The task =
Copy all lines that contain the word "наименование".

- - - - - - -

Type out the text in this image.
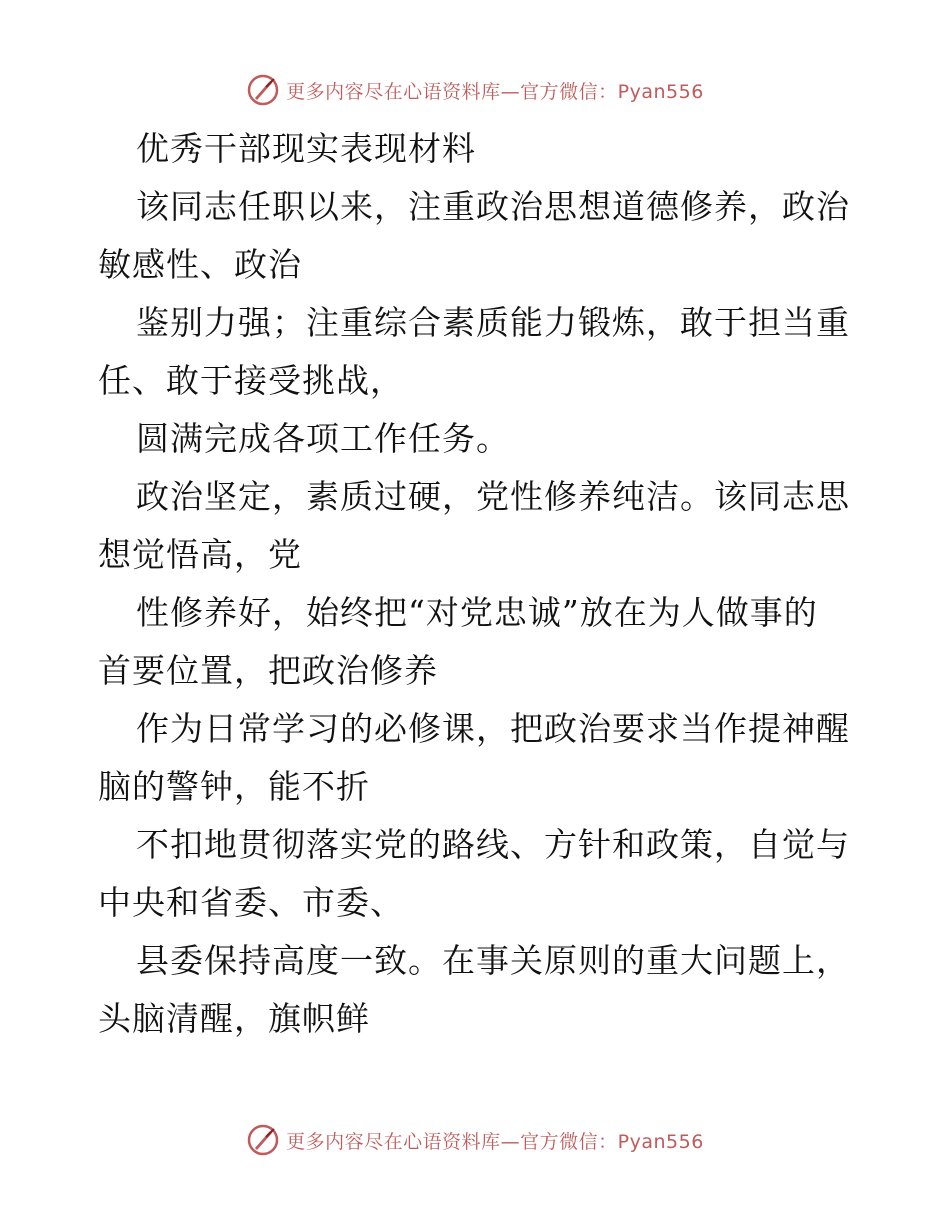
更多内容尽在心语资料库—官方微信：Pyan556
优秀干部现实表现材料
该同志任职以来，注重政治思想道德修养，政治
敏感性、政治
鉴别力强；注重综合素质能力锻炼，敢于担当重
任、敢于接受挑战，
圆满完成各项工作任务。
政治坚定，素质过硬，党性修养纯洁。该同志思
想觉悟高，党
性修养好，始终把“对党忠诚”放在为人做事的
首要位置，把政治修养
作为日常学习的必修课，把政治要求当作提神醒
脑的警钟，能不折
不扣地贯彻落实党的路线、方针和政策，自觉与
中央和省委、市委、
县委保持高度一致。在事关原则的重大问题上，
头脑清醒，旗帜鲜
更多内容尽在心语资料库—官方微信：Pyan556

- - - - - - -

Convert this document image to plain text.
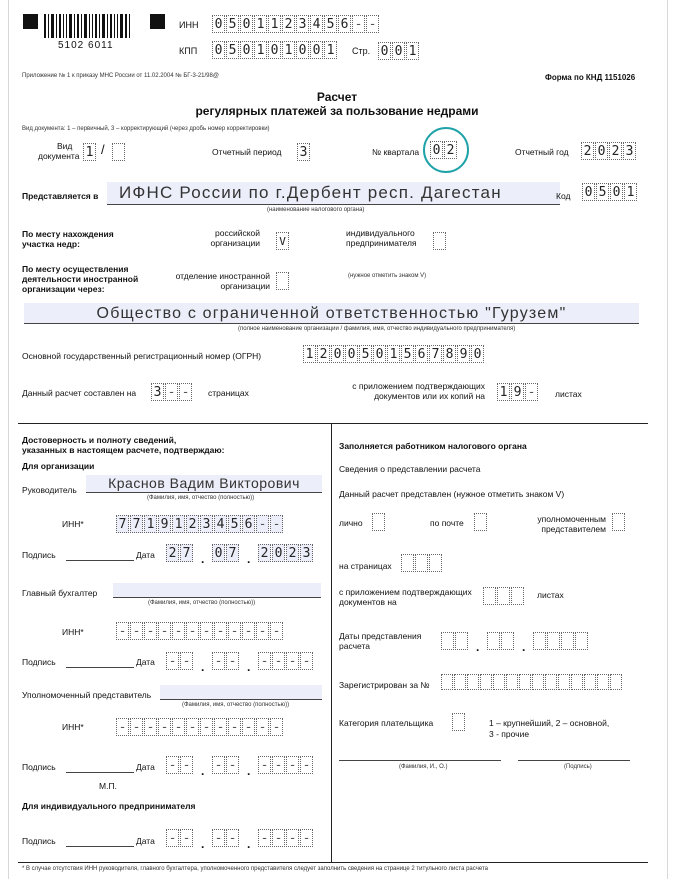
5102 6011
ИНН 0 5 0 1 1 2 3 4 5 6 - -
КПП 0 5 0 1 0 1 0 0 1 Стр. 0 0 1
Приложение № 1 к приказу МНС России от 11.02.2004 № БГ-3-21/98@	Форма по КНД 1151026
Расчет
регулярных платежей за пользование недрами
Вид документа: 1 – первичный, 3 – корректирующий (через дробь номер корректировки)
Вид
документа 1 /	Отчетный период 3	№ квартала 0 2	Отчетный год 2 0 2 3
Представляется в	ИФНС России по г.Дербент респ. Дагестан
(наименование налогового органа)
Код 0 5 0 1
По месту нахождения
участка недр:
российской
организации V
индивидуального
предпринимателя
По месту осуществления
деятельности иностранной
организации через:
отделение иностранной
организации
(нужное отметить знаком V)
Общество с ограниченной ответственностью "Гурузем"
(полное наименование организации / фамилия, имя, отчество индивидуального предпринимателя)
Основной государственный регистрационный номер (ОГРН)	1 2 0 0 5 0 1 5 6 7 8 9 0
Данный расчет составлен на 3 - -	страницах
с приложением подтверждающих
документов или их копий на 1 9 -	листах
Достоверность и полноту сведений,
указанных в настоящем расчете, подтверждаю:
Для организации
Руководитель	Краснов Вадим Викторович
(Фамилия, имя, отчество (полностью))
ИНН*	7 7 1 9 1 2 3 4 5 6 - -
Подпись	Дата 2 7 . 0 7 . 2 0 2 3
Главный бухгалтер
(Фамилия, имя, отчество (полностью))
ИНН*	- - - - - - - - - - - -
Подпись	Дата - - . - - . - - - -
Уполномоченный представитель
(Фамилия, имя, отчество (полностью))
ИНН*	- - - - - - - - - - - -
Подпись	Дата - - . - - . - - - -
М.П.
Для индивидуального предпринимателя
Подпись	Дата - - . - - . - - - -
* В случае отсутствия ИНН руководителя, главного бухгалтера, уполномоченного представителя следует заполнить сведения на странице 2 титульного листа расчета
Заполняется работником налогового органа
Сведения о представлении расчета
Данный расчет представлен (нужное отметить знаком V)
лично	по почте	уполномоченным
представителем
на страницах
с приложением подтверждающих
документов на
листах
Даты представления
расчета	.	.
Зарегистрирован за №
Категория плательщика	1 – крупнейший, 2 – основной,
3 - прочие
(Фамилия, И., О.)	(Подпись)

- - - - - - -

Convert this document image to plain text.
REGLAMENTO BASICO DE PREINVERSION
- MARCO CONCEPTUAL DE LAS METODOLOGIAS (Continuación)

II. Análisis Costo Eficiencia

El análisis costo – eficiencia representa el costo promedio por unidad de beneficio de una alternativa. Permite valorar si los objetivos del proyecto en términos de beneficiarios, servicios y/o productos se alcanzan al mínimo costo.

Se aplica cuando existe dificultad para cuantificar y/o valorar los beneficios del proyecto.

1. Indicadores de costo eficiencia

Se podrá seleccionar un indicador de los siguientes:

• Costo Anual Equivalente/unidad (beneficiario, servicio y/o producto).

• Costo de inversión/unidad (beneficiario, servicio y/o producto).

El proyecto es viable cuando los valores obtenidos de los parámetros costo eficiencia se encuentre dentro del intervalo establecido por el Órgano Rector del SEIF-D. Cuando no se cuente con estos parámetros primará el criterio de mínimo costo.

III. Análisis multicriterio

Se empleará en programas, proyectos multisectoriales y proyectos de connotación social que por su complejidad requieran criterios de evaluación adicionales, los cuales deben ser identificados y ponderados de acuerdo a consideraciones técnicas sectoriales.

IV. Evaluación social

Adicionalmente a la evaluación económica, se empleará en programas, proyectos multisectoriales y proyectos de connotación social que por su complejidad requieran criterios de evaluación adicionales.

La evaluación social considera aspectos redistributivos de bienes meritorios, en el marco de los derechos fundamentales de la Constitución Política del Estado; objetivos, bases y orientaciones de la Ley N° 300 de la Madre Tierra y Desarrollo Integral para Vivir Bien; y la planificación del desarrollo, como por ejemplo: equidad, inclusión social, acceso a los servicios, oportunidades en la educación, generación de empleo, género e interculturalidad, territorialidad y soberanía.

- - - - - - -

The completed task =
(наименование налогового органа)
(полное наименование организации / фамилия, имя, отчество индивидуального предпринимателя)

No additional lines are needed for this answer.